§ **What needs to be done**
Rewrite the items below, changing each occurrence of "Neon Horizon" to "Night Signal" and keeping every other character as it is.

§ **Source data**
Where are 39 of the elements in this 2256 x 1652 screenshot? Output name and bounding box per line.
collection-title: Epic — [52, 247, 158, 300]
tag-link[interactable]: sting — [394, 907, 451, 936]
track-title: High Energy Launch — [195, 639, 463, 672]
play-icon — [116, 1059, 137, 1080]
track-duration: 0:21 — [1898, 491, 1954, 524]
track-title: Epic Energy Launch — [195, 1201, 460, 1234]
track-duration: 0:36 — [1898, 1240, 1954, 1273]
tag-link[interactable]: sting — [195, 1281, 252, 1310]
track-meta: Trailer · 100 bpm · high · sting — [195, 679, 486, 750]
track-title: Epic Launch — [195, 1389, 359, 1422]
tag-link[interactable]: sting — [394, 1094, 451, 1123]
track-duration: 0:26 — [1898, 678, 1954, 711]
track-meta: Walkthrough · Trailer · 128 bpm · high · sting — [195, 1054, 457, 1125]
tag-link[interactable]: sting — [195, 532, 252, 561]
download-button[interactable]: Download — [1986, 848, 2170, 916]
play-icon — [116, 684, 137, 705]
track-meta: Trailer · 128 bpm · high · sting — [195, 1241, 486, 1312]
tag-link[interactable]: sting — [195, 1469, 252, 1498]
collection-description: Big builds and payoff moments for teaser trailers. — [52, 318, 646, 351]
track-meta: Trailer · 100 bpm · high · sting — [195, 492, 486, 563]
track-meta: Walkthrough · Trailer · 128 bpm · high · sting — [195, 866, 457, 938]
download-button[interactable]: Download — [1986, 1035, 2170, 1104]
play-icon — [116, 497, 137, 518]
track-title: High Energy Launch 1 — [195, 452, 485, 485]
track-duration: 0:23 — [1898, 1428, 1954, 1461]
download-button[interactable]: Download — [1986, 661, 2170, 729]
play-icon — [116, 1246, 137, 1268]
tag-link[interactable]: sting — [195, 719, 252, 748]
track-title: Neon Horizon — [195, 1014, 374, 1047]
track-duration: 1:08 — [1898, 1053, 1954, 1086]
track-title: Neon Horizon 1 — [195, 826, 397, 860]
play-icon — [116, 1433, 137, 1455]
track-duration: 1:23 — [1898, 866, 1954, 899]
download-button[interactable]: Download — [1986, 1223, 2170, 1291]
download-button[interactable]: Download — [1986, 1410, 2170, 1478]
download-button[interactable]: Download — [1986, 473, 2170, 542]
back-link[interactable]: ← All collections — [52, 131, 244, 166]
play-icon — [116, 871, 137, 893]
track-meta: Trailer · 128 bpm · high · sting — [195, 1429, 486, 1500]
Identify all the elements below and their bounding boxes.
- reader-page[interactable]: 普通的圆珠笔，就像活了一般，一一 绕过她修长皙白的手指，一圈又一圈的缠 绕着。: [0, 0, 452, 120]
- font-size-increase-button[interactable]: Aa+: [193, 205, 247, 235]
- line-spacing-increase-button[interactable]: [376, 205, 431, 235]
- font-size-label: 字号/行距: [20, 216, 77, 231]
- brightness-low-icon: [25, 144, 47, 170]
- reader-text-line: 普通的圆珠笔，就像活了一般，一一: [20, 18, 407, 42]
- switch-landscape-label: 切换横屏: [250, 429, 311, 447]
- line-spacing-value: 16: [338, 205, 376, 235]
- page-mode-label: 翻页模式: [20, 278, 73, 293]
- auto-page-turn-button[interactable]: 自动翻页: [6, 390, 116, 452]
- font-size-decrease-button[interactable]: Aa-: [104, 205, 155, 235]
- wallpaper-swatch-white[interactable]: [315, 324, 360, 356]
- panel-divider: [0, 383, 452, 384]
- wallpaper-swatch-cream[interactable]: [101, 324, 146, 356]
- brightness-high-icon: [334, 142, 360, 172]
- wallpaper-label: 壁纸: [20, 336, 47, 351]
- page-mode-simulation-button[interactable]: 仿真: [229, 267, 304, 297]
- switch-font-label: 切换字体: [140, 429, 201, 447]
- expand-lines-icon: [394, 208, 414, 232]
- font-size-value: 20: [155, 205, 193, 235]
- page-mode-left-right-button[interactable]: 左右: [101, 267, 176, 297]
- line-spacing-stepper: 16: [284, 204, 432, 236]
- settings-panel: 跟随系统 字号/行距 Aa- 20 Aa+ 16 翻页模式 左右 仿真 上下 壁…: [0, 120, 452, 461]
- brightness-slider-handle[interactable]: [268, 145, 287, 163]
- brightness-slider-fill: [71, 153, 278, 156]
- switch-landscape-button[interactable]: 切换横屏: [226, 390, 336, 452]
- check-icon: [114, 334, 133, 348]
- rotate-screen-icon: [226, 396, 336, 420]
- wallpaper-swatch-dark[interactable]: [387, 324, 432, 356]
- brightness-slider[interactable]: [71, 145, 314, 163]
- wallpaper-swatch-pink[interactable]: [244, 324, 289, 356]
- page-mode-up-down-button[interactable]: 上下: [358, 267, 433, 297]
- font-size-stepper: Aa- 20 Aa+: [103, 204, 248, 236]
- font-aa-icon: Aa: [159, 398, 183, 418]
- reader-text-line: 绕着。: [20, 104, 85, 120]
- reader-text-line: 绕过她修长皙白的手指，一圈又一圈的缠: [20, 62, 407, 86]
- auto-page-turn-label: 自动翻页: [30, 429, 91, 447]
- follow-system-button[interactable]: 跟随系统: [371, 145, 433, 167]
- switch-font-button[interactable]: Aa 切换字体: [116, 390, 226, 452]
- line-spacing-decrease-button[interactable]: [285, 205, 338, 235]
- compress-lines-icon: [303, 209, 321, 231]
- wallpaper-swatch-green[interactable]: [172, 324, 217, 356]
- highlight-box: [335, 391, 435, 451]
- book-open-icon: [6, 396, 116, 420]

§ **Reply**
Where are 39 of the elements in this 2256 x 1652 screenshot? Output name and bounding box per line.
collection-title: Epic — [52, 247, 158, 300]
tag-link[interactable]: sting — [394, 907, 451, 936]
track-title: High Energy Launch — [195, 639, 463, 672]
play-icon — [116, 1059, 137, 1080]
track-duration: 0:21 — [1898, 491, 1954, 524]
track-title: Epic Energy Launch — [195, 1201, 460, 1234]
track-duration: 0:36 — [1898, 1240, 1954, 1273]
tag-link[interactable]: sting — [195, 1281, 252, 1310]
track-meta: Trailer · 100 bpm · high · sting — [195, 679, 486, 750]
track-title: Epic Launch — [195, 1389, 359, 1422]
tag-link[interactable]: sting — [394, 1094, 451, 1123]
track-duration: 0:26 — [1898, 678, 1954, 711]
track-meta: Walkthrough · Trailer · 128 bpm · high · sting — [195, 1054, 457, 1125]
tag-link[interactable]: sting — [195, 532, 252, 561]
download-button[interactable]: Download — [1986, 848, 2170, 916]
play-icon — [116, 684, 137, 705]
track-meta: Trailer · 128 bpm · high · sting — [195, 1241, 486, 1312]
tag-link[interactable]: sting — [195, 1469, 252, 1498]
collection-description: Big builds and payoff moments for teaser trailers. — [52, 318, 646, 351]
track-meta: Trailer · 100 bpm · high · sting — [195, 492, 486, 563]
track-meta: Walkthrough · Trailer · 128 bpm · high · sting — [195, 866, 457, 938]
download-button[interactable]: Download — [1986, 1035, 2170, 1104]
play-icon — [116, 497, 137, 518]
track-title: High Energy Launch 1 — [195, 452, 485, 485]
track-duration: 0:23 — [1898, 1428, 1954, 1461]
download-button[interactable]: Download — [1986, 661, 2170, 729]
play-icon — [116, 1246, 137, 1268]
tag-link[interactable]: sting — [195, 719, 252, 748]
track-title: Night Signal — [195, 1014, 374, 1047]
track-duration: 1:08 — [1898, 1053, 1954, 1086]
track-title: Night Signal 1 — [195, 826, 397, 860]
play-icon — [116, 1433, 137, 1455]
track-duration: 1:23 — [1898, 866, 1954, 899]
download-button[interactable]: Download — [1986, 1223, 2170, 1291]
download-button[interactable]: Download — [1986, 1410, 2170, 1478]
download-button[interactable]: Download — [1986, 473, 2170, 542]
back-link[interactable]: ← All collections — [52, 131, 244, 166]
play-icon — [116, 871, 137, 893]
track-meta: Trailer · 128 bpm · high · sting — [195, 1429, 486, 1500]
Identify all the elements below and their bounding boxes.
- reader-page[interactable]: 普通的圆珠笔，就像活了一般，一一 绕过她修长皙白的手指，一圈又一圈的缠 绕着。: [0, 0, 452, 120]
- font-size-increase-button[interactable]: Aa+: [193, 205, 247, 235]
- line-spacing-increase-button[interactable]: [376, 205, 431, 235]
- font-size-label: 字号/行距: [20, 216, 77, 231]
- brightness-low-icon: [25, 144, 47, 170]
- reader-text-line: 普通的圆珠笔，就像活了一般，一一: [20, 18, 407, 42]
- switch-landscape-label: 切换横屏: [250, 429, 311, 447]
- line-spacing-value: 16: [338, 205, 376, 235]
- page-mode-label: 翻页模式: [20, 278, 73, 293]
- auto-page-turn-button[interactable]: 自动翻页: [6, 390, 116, 452]
- font-size-decrease-button[interactable]: Aa-: [104, 205, 155, 235]
- wallpaper-swatch-white[interactable]: [315, 324, 360, 356]
- panel-divider: [0, 383, 452, 384]
- wallpaper-swatch-cream[interactable]: [101, 324, 146, 356]
- brightness-high-icon: [334, 142, 360, 172]
- wallpaper-label: 壁纸: [20, 336, 47, 351]
- page-mode-simulation-button[interactable]: 仿真: [229, 267, 304, 297]
- switch-font-label: 切换字体: [140, 429, 201, 447]
- expand-lines-icon: [394, 208, 414, 232]
- font-size-value: 20: [155, 205, 193, 235]
- page-mode-left-right-button[interactable]: 左右: [101, 267, 176, 297]
- line-spacing-stepper: 16: [284, 204, 432, 236]
- settings-panel: 跟随系统 字号/行距 Aa- 20 Aa+ 16 翻页模式 左右 仿真 上下 壁…: [0, 120, 452, 461]
- brightness-slider-handle[interactable]: [268, 145, 287, 163]
- brightness-slider-fill: [71, 153, 278, 156]
- switch-landscape-button[interactable]: 切换横屏: [226, 390, 336, 452]
- check-icon: [114, 334, 133, 348]
- rotate-screen-icon: [226, 396, 336, 420]
- wallpaper-swatch-dark[interactable]: [387, 324, 432, 356]
- brightness-slider[interactable]: [71, 145, 314, 163]
- wallpaper-swatch-pink[interactable]: [244, 324, 289, 356]
- page-mode-up-down-button[interactable]: 上下: [358, 267, 433, 297]
- font-size-stepper: Aa- 20 Aa+: [103, 204, 248, 236]
- font-aa-icon: Aa: [159, 398, 183, 418]
- reader-text-line: 绕着。: [20, 104, 85, 120]
- reader-text-line: 绕过她修长皙白的手指，一圈又一圈的缠: [20, 62, 407, 86]
- auto-page-turn-label: 自动翻页: [30, 429, 91, 447]
- follow-system-button[interactable]: 跟随系统: [371, 145, 433, 167]
- switch-font-button[interactable]: Aa 切换字体: [116, 390, 226, 452]
- line-spacing-decrease-button[interactable]: [285, 205, 338, 235]
- compress-lines-icon: [303, 209, 321, 231]
- wallpaper-swatch-green[interactable]: [172, 324, 217, 356]
- highlight-box: [335, 391, 435, 451]
- book-open-icon: [6, 396, 116, 420]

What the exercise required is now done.